— START DATA ROWS —
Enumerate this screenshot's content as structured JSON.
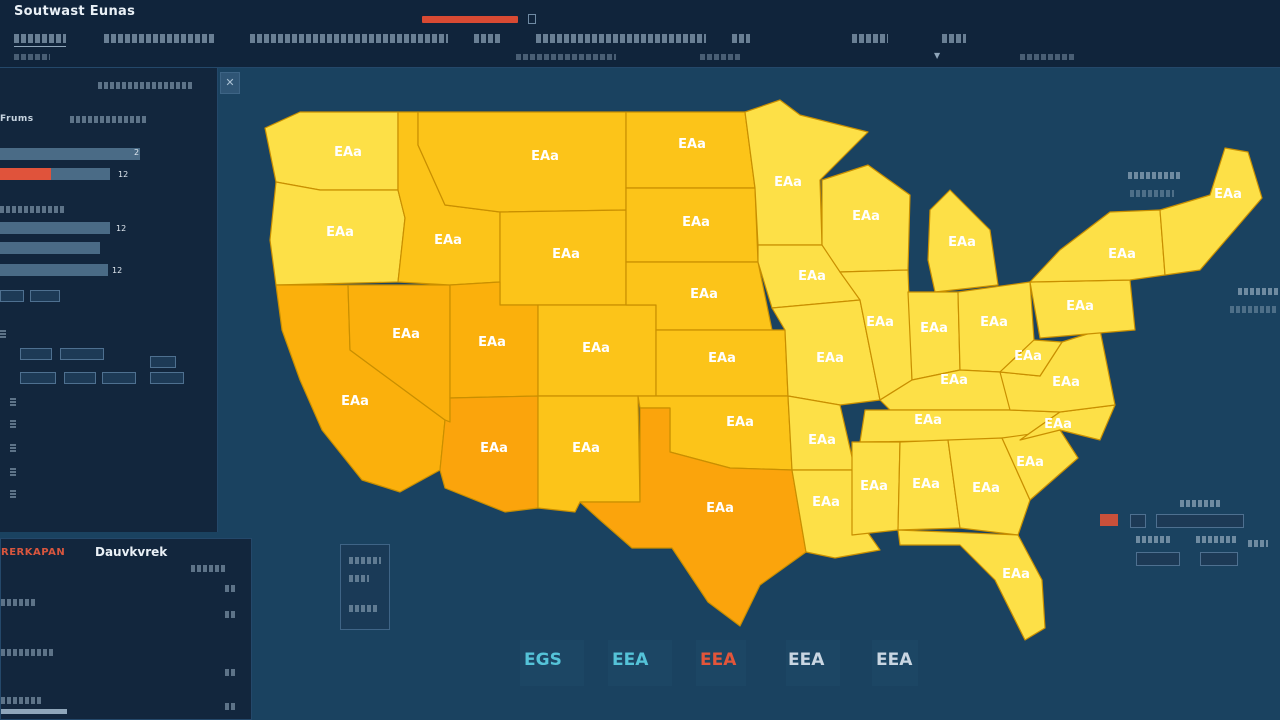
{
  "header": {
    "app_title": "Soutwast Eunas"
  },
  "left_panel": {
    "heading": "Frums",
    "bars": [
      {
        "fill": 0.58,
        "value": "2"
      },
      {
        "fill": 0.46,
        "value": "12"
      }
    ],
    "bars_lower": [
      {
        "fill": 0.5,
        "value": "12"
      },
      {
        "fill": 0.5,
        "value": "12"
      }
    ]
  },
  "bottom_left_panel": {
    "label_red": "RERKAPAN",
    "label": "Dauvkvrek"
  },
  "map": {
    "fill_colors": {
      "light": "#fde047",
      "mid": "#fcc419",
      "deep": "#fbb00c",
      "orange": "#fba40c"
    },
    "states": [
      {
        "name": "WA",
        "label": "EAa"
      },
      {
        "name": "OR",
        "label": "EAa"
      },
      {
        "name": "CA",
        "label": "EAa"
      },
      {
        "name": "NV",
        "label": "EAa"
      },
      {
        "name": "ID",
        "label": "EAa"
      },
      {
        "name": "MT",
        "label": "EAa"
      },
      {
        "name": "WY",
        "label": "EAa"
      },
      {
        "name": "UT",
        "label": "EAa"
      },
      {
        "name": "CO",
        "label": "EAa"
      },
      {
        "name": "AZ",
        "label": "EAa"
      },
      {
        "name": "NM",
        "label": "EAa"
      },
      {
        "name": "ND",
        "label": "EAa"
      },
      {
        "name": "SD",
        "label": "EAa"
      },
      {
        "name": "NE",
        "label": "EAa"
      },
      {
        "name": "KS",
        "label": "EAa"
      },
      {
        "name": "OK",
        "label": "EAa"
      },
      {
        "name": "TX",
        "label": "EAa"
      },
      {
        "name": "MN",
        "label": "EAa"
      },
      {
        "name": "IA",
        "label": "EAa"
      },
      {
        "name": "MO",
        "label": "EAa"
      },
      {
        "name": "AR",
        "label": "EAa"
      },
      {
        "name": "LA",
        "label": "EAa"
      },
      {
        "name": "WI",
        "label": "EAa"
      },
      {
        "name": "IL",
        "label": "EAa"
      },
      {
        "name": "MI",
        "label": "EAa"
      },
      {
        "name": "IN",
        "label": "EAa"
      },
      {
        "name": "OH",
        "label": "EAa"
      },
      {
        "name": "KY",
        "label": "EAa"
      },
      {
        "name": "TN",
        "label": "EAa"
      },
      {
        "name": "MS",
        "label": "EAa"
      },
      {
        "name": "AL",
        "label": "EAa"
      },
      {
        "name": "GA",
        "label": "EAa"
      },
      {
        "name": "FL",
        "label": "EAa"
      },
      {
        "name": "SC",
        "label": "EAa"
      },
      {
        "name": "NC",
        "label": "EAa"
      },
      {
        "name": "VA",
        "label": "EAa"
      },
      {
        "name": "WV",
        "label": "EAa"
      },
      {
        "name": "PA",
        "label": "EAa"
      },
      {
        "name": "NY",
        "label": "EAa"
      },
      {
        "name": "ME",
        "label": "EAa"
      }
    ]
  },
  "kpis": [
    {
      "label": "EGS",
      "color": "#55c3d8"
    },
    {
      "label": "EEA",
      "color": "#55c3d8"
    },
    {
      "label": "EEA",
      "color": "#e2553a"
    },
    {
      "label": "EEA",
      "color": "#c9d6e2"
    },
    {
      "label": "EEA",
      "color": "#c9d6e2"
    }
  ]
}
— END DATA ROWS —
— START DATA ROWS —
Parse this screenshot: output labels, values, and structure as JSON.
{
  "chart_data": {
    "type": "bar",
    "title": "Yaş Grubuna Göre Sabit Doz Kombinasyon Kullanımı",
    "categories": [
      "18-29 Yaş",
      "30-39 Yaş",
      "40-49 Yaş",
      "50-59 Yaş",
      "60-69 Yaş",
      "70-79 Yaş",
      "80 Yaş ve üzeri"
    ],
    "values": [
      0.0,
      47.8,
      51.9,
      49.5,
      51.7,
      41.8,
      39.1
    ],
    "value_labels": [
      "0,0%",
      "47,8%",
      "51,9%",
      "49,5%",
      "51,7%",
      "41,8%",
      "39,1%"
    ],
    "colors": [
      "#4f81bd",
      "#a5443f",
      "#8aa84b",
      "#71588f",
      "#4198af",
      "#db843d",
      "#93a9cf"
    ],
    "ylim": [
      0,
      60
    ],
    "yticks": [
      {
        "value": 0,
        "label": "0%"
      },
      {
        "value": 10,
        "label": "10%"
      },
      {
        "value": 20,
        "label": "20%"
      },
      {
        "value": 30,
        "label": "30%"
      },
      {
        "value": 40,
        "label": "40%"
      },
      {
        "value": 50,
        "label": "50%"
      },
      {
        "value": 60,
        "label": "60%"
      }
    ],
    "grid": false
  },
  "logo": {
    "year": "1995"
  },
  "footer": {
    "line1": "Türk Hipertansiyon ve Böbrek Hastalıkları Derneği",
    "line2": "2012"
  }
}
— END DATA ROWS —
— START DATA ROWS —
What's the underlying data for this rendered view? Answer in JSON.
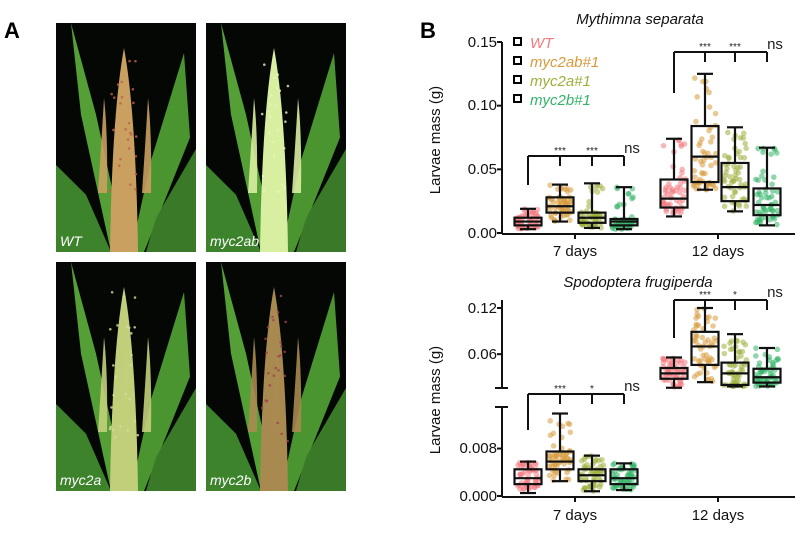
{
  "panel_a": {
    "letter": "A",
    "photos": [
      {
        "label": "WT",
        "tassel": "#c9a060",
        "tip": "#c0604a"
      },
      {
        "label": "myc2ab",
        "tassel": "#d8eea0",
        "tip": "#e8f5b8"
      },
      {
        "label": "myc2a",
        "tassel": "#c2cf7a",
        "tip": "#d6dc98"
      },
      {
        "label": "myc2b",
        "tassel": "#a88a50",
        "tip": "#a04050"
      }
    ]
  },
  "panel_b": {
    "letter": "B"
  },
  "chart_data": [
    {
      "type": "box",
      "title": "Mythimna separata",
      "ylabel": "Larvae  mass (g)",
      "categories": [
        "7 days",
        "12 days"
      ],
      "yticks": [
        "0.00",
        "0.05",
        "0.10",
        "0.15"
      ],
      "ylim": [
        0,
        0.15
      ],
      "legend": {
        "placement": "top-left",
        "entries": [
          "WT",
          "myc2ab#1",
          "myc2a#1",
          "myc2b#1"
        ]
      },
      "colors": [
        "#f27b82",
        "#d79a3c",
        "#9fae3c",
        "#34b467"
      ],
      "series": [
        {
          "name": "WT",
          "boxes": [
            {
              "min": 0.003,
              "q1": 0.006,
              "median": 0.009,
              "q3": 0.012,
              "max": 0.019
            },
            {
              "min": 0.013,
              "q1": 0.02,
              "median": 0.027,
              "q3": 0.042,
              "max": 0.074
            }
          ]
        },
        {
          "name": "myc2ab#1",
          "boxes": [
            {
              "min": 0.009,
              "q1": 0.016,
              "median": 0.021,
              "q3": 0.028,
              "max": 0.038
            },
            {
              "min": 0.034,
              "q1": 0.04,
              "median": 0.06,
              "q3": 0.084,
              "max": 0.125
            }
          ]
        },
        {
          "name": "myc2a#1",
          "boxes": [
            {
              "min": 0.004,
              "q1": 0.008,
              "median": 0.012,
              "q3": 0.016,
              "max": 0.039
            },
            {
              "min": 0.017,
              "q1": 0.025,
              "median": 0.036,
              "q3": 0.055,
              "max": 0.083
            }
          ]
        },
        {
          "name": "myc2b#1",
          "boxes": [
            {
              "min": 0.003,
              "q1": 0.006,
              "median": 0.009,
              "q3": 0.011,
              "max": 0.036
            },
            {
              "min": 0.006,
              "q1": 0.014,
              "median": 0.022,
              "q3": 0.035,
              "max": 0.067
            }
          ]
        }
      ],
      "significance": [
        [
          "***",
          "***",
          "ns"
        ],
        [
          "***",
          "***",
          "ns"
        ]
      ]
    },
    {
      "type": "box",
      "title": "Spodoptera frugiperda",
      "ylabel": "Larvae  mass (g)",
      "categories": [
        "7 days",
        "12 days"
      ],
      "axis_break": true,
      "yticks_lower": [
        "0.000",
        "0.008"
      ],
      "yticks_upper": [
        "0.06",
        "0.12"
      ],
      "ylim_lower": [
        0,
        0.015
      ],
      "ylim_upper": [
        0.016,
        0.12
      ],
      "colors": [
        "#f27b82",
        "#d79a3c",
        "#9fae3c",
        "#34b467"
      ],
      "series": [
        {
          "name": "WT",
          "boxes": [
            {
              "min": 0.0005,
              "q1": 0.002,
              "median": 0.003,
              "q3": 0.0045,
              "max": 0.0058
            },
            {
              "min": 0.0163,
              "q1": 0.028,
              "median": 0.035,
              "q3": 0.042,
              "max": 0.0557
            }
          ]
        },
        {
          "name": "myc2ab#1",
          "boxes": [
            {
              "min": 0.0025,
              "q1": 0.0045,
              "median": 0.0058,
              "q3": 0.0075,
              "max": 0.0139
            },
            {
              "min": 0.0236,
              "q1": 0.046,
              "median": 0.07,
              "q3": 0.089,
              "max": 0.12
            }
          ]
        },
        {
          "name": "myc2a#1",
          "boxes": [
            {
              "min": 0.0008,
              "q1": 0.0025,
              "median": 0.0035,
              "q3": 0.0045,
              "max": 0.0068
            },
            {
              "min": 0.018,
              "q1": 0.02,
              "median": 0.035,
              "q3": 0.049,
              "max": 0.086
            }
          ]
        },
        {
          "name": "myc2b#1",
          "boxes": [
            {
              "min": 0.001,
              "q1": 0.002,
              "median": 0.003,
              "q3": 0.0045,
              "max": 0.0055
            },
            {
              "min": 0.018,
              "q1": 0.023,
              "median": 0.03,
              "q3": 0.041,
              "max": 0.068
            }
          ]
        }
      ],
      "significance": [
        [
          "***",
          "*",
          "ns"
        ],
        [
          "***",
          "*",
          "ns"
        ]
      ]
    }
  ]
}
— END DATA ROWS —
▶ [PROBLEM DESCRIPTION]
Only lines that contain the word "JSON" are wanted; copy each of them.

▶ [TASK RESULT]
Enumerate this screenshot's content as structured JSON.
Parse this screenshot: output labels, values, and structure as JSON.
What's the underlying data for this rendered view? Answer in JSON.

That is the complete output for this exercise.